--- Start DATASET CONTENT ---

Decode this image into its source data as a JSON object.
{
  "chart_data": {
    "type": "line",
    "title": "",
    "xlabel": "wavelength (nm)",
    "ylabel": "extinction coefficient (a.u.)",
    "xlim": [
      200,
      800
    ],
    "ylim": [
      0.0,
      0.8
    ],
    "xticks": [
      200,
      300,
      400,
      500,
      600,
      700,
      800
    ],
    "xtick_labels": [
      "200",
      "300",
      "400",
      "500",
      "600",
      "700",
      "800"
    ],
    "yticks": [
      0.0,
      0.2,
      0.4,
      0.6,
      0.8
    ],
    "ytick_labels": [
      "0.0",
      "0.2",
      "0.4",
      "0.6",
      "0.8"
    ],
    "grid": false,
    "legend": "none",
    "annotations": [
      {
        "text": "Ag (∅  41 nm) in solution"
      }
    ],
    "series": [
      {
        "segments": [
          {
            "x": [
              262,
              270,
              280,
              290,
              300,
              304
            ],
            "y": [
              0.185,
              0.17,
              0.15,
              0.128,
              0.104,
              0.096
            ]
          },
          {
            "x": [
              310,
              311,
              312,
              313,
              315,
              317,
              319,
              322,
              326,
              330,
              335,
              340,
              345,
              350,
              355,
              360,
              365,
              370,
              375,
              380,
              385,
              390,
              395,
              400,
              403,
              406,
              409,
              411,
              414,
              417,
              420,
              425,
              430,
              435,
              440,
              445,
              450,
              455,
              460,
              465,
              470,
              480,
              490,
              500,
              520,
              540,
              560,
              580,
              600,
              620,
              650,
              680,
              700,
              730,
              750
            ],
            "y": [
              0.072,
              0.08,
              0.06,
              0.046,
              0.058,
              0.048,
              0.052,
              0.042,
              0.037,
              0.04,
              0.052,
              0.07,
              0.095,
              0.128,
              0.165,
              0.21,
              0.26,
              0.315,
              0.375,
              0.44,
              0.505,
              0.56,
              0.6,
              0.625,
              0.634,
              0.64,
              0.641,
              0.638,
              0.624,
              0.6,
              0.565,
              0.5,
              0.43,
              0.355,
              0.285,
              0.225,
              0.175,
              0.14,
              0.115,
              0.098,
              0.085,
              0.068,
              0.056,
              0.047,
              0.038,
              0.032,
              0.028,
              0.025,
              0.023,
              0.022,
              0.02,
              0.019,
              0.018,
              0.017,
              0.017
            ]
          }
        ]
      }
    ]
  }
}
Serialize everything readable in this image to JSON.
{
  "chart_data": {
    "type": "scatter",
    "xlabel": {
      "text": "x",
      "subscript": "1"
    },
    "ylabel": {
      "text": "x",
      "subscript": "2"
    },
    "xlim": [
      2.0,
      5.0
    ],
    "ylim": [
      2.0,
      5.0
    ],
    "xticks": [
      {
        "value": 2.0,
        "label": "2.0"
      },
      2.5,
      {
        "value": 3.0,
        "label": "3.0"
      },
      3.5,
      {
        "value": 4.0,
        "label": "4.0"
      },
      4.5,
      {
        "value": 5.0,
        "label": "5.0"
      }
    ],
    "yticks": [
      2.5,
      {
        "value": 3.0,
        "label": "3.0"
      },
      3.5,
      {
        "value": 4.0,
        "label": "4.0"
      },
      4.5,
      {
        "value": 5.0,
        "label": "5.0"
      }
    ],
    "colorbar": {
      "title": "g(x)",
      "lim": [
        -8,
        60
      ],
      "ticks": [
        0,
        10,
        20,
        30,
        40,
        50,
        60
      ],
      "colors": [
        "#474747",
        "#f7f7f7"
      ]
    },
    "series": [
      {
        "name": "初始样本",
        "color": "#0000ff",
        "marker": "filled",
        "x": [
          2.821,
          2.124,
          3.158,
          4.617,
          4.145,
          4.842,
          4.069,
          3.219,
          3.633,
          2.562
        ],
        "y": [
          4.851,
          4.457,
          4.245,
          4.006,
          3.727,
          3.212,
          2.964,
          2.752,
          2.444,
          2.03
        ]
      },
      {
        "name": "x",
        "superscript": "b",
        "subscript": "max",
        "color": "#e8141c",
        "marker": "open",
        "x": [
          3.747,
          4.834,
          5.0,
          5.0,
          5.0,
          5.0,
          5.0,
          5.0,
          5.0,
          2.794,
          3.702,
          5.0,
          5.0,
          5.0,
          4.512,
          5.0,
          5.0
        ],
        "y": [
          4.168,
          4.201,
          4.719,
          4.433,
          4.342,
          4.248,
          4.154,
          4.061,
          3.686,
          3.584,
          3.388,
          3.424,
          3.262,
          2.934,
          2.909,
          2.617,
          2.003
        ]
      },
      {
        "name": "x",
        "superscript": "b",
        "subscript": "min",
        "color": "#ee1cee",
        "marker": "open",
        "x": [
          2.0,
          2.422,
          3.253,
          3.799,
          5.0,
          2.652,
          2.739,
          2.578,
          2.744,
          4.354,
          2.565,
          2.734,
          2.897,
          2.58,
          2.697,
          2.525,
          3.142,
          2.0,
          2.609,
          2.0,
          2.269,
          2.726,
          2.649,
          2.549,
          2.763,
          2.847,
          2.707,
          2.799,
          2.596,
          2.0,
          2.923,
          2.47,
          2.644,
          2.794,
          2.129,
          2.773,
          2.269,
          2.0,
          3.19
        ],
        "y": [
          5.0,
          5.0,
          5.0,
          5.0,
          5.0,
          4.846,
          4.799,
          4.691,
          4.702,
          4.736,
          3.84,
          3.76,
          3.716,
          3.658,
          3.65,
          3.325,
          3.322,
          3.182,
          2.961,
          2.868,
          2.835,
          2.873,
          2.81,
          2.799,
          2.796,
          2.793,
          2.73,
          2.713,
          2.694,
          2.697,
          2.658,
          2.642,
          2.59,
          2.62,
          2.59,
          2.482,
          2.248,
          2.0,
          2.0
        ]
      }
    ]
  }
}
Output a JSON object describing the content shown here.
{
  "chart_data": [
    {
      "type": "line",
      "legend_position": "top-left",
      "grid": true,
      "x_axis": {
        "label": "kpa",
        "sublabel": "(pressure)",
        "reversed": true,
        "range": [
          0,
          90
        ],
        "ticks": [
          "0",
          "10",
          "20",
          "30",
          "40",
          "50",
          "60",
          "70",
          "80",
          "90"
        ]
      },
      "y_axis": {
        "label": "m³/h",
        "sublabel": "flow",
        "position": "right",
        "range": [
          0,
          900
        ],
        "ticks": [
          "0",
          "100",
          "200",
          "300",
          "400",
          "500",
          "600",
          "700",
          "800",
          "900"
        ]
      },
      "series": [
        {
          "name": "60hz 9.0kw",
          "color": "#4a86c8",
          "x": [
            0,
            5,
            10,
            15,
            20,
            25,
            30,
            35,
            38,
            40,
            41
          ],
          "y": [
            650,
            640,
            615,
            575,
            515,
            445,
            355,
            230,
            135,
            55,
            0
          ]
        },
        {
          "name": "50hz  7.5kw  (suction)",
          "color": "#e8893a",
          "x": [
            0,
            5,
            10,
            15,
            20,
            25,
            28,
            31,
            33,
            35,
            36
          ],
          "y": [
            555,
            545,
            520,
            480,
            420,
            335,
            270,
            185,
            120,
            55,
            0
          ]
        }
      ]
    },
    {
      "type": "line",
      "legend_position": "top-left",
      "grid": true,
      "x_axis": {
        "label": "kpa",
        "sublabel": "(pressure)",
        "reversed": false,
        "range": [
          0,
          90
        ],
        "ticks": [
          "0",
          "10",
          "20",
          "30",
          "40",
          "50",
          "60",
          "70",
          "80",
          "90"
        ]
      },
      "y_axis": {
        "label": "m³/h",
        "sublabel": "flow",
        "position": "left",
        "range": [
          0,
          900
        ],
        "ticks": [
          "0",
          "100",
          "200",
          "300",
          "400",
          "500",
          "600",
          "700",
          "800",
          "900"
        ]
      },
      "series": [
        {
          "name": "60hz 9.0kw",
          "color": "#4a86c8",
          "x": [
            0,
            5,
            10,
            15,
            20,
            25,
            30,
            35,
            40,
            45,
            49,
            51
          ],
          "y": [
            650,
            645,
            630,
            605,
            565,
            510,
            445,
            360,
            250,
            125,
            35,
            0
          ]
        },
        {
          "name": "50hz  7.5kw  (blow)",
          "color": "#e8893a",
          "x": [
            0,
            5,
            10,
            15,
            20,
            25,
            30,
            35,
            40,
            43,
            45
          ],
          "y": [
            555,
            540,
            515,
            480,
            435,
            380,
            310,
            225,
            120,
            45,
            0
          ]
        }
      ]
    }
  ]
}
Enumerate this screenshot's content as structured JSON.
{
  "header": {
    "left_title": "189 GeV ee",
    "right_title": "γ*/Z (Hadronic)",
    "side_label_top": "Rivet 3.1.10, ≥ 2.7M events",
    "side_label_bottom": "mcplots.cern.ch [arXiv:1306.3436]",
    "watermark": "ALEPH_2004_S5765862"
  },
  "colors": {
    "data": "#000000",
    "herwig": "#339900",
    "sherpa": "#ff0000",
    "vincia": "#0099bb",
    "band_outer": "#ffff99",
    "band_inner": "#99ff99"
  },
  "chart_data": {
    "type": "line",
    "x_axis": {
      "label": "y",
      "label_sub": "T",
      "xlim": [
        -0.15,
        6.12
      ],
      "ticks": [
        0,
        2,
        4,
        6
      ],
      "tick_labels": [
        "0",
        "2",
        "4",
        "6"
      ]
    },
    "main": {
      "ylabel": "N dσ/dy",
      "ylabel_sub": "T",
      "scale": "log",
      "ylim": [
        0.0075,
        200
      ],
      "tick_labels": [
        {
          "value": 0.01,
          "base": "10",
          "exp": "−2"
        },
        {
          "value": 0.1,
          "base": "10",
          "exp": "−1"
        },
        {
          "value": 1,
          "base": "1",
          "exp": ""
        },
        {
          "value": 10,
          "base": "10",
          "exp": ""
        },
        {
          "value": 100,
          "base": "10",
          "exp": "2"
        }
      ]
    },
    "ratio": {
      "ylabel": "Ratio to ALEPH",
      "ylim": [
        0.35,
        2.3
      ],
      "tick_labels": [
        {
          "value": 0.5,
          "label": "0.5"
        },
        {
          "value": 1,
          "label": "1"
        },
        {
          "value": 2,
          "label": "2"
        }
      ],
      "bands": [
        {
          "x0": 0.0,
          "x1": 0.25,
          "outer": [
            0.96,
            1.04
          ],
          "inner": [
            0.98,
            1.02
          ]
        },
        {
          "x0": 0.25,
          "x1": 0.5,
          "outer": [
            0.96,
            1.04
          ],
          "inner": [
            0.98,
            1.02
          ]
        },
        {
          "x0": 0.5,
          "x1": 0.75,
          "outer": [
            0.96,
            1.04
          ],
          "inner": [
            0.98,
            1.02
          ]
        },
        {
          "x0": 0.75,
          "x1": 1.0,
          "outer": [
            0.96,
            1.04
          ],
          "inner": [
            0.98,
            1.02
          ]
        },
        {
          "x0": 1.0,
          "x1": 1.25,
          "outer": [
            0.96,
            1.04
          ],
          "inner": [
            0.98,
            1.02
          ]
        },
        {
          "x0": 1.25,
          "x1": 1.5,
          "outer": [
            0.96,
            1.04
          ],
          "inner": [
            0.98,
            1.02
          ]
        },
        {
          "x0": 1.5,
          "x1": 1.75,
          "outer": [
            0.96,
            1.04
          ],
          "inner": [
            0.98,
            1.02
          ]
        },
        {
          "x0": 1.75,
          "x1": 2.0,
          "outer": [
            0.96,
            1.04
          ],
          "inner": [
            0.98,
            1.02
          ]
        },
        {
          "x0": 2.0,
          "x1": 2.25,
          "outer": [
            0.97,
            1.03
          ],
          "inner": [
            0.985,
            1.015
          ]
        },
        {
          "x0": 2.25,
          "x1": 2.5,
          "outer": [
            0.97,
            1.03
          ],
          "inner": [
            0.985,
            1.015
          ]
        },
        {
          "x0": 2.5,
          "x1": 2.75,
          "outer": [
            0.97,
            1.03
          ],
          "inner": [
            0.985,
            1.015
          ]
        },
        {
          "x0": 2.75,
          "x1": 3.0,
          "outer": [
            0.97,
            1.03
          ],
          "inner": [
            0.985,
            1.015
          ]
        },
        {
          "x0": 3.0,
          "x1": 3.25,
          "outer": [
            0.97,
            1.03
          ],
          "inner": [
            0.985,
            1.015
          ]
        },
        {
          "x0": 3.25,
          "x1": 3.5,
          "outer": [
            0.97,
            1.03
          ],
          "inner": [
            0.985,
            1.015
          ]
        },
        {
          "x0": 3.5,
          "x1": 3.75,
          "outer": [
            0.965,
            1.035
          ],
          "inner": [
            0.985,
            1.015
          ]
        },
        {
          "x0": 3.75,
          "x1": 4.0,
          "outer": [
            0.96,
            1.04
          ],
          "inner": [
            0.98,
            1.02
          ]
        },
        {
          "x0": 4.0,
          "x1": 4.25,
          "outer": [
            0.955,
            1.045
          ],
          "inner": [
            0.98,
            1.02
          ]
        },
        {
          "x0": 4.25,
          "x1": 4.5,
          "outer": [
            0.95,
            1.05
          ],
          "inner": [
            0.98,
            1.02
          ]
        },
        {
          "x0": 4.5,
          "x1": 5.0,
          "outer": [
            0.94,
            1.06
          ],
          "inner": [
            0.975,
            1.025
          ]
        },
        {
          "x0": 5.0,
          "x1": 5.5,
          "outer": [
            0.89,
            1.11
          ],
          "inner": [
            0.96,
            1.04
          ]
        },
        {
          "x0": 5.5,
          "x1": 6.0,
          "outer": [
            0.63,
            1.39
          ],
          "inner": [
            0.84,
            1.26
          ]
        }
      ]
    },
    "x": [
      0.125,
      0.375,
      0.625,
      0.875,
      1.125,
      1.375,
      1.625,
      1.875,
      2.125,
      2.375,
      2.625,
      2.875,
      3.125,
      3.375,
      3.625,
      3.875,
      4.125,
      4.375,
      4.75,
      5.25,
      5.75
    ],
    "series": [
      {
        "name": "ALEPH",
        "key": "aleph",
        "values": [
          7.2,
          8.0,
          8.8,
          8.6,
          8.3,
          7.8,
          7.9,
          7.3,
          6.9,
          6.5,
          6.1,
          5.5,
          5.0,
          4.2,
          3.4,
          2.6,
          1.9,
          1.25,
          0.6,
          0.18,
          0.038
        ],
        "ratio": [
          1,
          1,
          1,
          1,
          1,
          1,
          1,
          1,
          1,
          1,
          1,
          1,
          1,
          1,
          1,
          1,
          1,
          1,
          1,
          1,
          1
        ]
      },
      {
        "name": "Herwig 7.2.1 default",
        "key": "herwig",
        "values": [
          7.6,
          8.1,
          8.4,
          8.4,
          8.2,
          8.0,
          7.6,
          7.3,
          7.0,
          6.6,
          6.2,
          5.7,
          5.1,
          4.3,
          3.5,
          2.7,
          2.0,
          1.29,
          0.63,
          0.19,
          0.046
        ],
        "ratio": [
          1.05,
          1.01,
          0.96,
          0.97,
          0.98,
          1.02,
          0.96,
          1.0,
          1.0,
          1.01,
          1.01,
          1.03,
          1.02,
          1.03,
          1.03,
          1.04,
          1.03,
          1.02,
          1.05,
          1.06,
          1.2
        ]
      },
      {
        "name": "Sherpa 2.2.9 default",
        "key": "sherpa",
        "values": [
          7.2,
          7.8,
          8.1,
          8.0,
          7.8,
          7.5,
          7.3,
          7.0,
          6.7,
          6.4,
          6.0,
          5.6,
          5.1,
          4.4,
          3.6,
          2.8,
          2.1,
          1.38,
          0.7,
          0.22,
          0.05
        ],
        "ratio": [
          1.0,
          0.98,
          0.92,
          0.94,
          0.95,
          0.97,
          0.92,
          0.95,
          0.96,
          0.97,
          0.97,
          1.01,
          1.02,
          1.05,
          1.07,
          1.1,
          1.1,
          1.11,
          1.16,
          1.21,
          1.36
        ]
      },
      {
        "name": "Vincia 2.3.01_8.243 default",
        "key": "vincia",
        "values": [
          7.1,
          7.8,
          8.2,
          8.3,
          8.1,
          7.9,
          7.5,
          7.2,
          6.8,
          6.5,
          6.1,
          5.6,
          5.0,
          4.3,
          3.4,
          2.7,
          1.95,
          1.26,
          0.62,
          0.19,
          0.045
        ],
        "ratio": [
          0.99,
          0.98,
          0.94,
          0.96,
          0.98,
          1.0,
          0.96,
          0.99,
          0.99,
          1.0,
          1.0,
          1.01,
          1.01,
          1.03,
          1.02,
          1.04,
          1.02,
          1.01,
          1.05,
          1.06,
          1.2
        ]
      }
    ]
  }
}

--- End DATASET CONTENT ---

What is the number of lines in the data that hold the string "name"? Answer with the number only.

### THE OUTPUT
11